(Figure content listings)
------------------------------------------------

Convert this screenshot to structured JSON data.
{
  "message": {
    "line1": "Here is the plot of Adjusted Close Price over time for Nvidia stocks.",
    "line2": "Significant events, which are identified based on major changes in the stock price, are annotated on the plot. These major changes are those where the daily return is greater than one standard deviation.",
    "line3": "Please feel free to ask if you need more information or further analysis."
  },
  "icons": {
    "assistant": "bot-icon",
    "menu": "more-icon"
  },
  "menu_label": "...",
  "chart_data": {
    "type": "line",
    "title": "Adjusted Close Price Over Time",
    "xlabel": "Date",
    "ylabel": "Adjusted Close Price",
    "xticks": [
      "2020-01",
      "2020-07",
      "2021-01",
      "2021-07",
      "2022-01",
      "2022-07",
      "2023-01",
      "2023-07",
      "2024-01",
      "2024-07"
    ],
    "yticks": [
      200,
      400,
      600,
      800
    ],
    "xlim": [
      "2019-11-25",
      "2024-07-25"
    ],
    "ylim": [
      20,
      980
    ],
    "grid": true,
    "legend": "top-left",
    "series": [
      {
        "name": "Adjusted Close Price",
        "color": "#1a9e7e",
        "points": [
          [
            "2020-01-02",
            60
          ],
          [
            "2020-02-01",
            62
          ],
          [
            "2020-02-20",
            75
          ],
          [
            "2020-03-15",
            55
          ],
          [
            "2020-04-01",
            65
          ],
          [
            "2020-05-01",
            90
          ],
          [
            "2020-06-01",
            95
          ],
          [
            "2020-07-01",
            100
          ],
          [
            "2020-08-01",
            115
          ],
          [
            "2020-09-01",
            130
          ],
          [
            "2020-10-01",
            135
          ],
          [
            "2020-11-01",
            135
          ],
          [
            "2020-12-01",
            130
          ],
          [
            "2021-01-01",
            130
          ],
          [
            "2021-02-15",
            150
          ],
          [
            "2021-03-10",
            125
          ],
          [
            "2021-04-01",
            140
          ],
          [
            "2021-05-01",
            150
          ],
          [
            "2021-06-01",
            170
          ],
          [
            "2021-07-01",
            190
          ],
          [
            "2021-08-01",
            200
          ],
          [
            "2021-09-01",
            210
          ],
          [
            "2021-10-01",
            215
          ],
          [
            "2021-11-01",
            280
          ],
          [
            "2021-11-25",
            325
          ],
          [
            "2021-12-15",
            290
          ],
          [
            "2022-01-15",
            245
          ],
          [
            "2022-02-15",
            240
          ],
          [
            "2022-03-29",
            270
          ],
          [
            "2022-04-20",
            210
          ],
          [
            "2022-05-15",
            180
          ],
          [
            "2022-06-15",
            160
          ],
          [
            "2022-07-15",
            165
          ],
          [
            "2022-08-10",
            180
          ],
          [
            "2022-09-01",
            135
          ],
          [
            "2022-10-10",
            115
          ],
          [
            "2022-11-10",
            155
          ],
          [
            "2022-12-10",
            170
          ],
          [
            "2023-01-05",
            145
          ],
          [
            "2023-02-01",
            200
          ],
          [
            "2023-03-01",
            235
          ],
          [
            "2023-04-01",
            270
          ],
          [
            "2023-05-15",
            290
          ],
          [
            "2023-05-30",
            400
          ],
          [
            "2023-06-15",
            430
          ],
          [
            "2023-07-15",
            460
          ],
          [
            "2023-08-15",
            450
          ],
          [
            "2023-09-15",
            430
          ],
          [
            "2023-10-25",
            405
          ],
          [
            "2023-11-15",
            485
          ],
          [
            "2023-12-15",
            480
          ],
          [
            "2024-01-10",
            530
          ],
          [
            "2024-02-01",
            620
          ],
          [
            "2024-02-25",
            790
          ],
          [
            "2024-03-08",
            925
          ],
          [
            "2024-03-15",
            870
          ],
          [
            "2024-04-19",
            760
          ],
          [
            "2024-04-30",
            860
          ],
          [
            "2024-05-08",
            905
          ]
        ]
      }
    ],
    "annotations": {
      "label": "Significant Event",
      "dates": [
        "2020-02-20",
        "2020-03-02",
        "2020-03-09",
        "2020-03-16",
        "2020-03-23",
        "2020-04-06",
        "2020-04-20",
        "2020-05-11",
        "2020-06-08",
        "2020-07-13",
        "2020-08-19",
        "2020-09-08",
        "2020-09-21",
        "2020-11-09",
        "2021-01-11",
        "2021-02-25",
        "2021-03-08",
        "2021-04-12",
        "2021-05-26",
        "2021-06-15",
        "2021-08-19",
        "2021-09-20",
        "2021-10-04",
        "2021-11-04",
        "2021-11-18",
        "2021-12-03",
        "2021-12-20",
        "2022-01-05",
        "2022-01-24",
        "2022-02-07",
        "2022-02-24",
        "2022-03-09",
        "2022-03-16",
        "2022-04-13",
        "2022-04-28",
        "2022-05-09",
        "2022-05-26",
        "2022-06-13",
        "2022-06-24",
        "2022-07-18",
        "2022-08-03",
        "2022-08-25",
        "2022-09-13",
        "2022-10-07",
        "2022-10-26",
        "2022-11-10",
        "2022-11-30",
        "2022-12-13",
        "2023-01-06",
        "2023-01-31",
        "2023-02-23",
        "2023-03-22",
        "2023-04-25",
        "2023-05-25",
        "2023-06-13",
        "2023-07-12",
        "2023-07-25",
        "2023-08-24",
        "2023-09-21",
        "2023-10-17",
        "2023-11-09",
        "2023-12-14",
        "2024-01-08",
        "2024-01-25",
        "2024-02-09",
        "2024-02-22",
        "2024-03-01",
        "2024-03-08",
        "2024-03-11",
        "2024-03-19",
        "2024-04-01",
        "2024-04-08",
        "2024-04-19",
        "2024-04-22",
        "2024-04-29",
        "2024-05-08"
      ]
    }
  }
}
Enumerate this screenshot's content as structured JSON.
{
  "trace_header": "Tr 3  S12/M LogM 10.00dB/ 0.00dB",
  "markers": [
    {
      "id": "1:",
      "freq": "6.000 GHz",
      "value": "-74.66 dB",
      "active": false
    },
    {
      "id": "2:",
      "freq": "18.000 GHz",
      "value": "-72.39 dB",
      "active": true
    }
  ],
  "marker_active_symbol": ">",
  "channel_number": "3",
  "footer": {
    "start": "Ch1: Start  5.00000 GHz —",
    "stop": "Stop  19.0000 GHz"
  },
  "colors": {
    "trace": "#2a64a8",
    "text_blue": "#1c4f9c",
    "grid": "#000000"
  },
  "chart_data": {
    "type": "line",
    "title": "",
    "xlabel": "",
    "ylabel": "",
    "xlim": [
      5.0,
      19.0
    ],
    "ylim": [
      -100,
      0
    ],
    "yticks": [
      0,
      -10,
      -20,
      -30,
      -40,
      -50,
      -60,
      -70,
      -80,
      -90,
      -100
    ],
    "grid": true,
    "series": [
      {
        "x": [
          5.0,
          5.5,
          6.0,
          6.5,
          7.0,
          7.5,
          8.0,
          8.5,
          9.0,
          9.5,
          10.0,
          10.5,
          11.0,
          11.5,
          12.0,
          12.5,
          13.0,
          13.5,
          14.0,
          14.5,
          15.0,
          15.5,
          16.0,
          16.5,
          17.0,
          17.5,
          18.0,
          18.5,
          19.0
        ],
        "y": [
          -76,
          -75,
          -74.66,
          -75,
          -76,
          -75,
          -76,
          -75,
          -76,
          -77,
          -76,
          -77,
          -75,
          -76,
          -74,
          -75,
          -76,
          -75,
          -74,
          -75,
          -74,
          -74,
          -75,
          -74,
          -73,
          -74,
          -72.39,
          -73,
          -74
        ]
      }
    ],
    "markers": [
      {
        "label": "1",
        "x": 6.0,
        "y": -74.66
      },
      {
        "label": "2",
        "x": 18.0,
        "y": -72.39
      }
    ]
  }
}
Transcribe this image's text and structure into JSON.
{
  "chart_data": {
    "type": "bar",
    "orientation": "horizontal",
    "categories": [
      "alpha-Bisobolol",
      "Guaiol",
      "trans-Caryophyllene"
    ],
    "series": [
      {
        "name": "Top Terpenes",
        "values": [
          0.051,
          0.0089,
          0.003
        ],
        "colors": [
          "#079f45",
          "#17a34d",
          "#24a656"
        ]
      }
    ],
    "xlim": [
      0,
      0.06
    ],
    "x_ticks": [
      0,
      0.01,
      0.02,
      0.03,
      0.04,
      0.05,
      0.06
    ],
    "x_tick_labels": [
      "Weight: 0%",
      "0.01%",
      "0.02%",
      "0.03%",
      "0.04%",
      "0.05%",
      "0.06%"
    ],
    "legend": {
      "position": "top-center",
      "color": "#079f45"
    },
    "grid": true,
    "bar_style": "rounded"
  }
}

------------------------------------------------

**Exercise task**. Check each line in the listing above for the string "more", then report how many lines contain it, with no other text.

**Solution for this exercise**. 2